▶ [Aim of the task] Transcribe all of the material below word for word and leave out its pictures.

▶ [Material]
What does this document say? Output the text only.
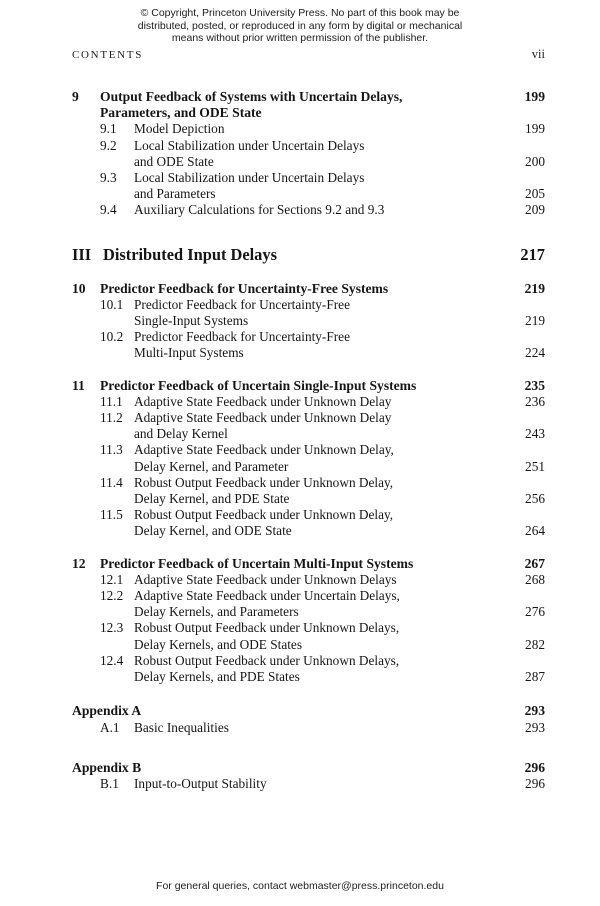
© Copyright, Princeton University Press. No part of this book may be
distributed, posted, or reproduced in any form by digital or mechanical
means without prior written permission of the publisher.
CONTENTS	vii
9	Output Feedback of Systems with Uncertain Delays,	199
Parameters, and ODE State
9.1	Model Depiction	199
9.2	Local Stabilization under Uncertain Delays
and ODE State	200
9.3	Local Stabilization under Uncertain Delays
and Parameters	205
9.4	Auxiliary Calculations for Sections 9.2 and 9.3	209
III Distributed Input Delays	217
10	Predictor Feedback for Uncertainty-Free Systems	219
10.1 Predictor Feedback for Uncertainty-Free
Single-Input Systems	219
10.2 Predictor Feedback for Uncertainty-Free
Multi-Input Systems	224
11	Predictor Feedback of Uncertain Single-Input Systems	235
11.1 Adaptive State Feedback under Unknown Delay	236
11.2 Adaptive State Feedback under Unknown Delay
and Delay Kernel	243
11.3 Adaptive State Feedback under Unknown Delay,
Delay Kernel, and Parameter	251
11.4 Robust Output Feedback under Unknown Delay,
Delay Kernel, and PDE State	256
11.5 Robust Output Feedback under Unknown Delay,
Delay Kernel, and ODE State	264
12	Predictor Feedback of Uncertain Multi-Input Systems	267
12.1 Adaptive State Feedback under Unknown Delays	268
12.2 Adaptive State Feedback under Uncertain Delays,
Delay Kernels, and Parameters	276
12.3 Robust Output Feedback under Unknown Delays,
Delay Kernels, and ODE States	282
12.4 Robust Output Feedback under Unknown Delays,
Delay Kernels, and PDE States	287
Appendix A	293
A.1	Basic Inequalities	293
Appendix B	296
B.1	Input-to-Output Stability	296
For general queries, contact webmaster@press.princeton.edu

▶ [Response to this exercise]
What does this document say? Output the text only.
© Copyright, Princeton University Press. No part of this book may be
distributed, posted, or reproduced in any form by digital or mechanical
means without prior written permission of the publisher.
CONTENTS	vii
9	Output Feedback of Systems with Uncertain Delays,	199
Parameters, and ODE State
9.1	Model Depiction	199
9.2	Local Stabilization under Uncertain Delays
and ODE State	200
9.3	Local Stabilization under Uncertain Delays
and Parameters	205
9.4	Auxiliary Calculations for Sections 9.2 and 9.3	209
III Distributed Input Delays	217
10	Predictor Feedback for Uncertainty-Free Systems	219
10.1 Predictor Feedback for Uncertainty-Free
Single-Input Systems	219
10.2 Predictor Feedback for Uncertainty-Free
Multi-Input Systems	224
11	Predictor Feedback of Uncertain Single-Input Systems	235
11.1 Adaptive State Feedback under Unknown Delay	236
11.2 Adaptive State Feedback under Unknown Delay
and Delay Kernel	243
11.3 Adaptive State Feedback under Unknown Delay,
Delay Kernel, and Parameter	251
11.4 Robust Output Feedback under Unknown Delay,
Delay Kernel, and PDE State	256
11.5 Robust Output Feedback under Unknown Delay,
Delay Kernel, and ODE State	264
12	Predictor Feedback of Uncertain Multi-Input Systems	267
12.1 Adaptive State Feedback under Unknown Delays	268
12.2 Adaptive State Feedback under Uncertain Delays,
Delay Kernels, and Parameters	276
12.3 Robust Output Feedback under Unknown Delays,
Delay Kernels, and ODE States	282
12.4 Robust Output Feedback under Unknown Delays,
Delay Kernels, and PDE States	287
Appendix A	293
A.1	Basic Inequalities	293
Appendix B	296
B.1	Input-to-Output Stability	296
For general queries, contact webmaster@press.princeton.edu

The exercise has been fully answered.